* [Work instructions]:
Repeat the listing in full. Nothing may be added or left out.

* [Exercise inputs]:
==============================

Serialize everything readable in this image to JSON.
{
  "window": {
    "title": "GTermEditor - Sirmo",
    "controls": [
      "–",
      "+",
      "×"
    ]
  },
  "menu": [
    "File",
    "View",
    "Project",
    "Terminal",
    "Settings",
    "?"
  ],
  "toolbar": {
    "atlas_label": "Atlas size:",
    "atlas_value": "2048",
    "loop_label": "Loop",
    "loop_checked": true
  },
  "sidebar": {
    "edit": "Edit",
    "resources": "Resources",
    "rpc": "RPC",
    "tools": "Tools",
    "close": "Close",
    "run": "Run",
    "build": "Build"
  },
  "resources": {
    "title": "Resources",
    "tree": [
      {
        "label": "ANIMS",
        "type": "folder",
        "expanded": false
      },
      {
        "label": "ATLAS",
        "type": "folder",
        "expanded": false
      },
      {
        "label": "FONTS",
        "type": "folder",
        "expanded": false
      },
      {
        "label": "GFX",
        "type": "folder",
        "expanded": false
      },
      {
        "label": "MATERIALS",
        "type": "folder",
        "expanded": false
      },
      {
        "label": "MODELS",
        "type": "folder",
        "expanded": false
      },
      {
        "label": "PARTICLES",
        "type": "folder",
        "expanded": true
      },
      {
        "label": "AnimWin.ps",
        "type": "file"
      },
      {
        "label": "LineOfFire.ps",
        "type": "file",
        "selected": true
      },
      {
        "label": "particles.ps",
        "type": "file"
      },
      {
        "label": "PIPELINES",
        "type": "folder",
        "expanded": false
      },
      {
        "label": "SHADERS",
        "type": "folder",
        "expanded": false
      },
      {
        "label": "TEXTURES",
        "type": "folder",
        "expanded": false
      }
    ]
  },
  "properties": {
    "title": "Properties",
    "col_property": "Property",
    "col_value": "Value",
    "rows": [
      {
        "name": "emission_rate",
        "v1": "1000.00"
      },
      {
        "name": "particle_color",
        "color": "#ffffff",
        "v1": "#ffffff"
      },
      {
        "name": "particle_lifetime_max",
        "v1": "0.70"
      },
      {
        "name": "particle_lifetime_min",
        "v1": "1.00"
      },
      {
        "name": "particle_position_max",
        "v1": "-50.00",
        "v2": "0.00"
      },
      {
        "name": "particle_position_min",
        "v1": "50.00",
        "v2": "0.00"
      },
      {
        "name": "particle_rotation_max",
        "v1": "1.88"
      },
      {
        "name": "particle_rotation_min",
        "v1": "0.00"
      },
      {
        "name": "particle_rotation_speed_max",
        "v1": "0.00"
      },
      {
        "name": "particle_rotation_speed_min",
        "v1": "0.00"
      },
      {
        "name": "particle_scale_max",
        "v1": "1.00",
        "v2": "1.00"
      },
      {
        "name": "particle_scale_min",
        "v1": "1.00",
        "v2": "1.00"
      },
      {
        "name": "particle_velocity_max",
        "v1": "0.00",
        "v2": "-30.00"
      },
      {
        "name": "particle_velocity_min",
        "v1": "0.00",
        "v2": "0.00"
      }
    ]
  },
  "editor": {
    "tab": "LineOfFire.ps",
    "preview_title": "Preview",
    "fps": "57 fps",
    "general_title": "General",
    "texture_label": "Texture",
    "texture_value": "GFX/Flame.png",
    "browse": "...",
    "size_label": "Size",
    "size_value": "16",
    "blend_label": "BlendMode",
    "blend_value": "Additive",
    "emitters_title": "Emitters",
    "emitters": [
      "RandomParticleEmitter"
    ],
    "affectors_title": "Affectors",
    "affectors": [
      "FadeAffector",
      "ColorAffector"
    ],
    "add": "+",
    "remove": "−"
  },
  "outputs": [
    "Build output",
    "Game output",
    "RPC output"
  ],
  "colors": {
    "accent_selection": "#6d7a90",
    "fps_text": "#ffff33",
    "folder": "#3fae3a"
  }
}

==============================

* [The response]:
Serialize everything readable in this image to JSON.
{
  "window": {
    "title": "GTermEditor - Sirmo",
    "controls": [
      "–",
      "+",
      "×"
    ]
  },
  "menu": [
    "File",
    "View",
    "Project",
    "Terminal",
    "Settings",
    "?"
  ],
  "toolbar": {
    "atlas_label": "Atlas size:",
    "atlas_value": "2048",
    "loop_label": "Loop",
    "loop_checked": true
  },
  "sidebar": {
    "edit": "Edit",
    "resources": "Resources",
    "rpc": "RPC",
    "tools": "Tools",
    "close": "Close",
    "run": "Run",
    "build": "Build"
  },
  "resources": {
    "title": "Resources",
    "tree": [
      {
        "label": "ANIMS",
        "type": "folder",
        "expanded": false
      },
      {
        "label": "ATLAS",
        "type": "folder",
        "expanded": false
      },
      {
        "label": "FONTS",
        "type": "folder",
        "expanded": false
      },
      {
        "label": "GFX",
        "type": "folder",
        "expanded": false
      },
      {
        "label": "MATERIALS",
        "type": "folder",
        "expanded": false
      },
      {
        "label": "MODELS",
        "type": "folder",
        "expanded": false
      },
      {
        "label": "PARTICLES",
        "type": "folder",
        "expanded": true
      },
      {
        "label": "AnimWin.ps",
        "type": "file"
      },
      {
        "label": "LineOfFire.ps",
        "type": "file",
        "selected": true
      },
      {
        "label": "particles.ps",
        "type": "file"
      },
      {
        "label": "PIPELINES",
        "type": "folder",
        "expanded": false
      },
      {
        "label": "SHADERS",
        "type": "folder",
        "expanded": false
      },
      {
        "label": "TEXTURES",
        "type": "folder",
        "expanded": false
      }
    ]
  },
  "properties": {
    "title": "Properties",
    "col_property": "Property",
    "col_value": "Value",
    "rows": [
      {
        "name": "emission_rate",
        "v1": "1000.00"
      },
      {
        "name": "particle_color",
        "color": "#ffffff",
        "v1": "#ffffff"
      },
      {
        "name": "particle_lifetime_max",
        "v1": "0.70"
      },
      {
        "name": "particle_lifetime_min",
        "v1": "1.00"
      },
      {
        "name": "particle_position_max",
        "v1": "-50.00",
        "v2": "0.00"
      },
      {
        "name": "particle_position_min",
        "v1": "50.00",
        "v2": "0.00"
      },
      {
        "name": "particle_rotation_max",
        "v1": "1.88"
      },
      {
        "name": "particle_rotation_min",
        "v1": "0.00"
      },
      {
        "name": "particle_rotation_speed_max",
        "v1": "0.00"
      },
      {
        "name": "particle_rotation_speed_min",
        "v1": "0.00"
      },
      {
        "name": "particle_scale_max",
        "v1": "1.00",
        "v2": "1.00"
      },
      {
        "name": "particle_scale_min",
        "v1": "1.00",
        "v2": "1.00"
      },
      {
        "name": "particle_velocity_max",
        "v1": "0.00",
        "v2": "-30.00"
      },
      {
        "name": "particle_velocity_min",
        "v1": "0.00",
        "v2": "0.00"
      }
    ]
  },
  "editor": {
    "tab": "LineOfFire.ps",
    "preview_title": "Preview",
    "fps": "57 fps",
    "general_title": "General",
    "texture_label": "Texture",
    "texture_value": "GFX/Flame.png",
    "browse": "...",
    "size_label": "Size",
    "size_value": "16",
    "blend_label": "BlendMode",
    "blend_value": "Additive",
    "emitters_title": "Emitters",
    "emitters": [
      "RandomParticleEmitter"
    ],
    "affectors_title": "Affectors",
    "affectors": [
      "FadeAffector",
      "ColorAffector"
    ],
    "add": "+",
    "remove": "−"
  },
  "outputs": [
    "Build output",
    "Game output",
    "RPC output"
  ],
  "colors": {
    "accent_selection": "#6d7a90",
    "fps_text": "#ffff33",
    "folder": "#3fae3a"
  }
}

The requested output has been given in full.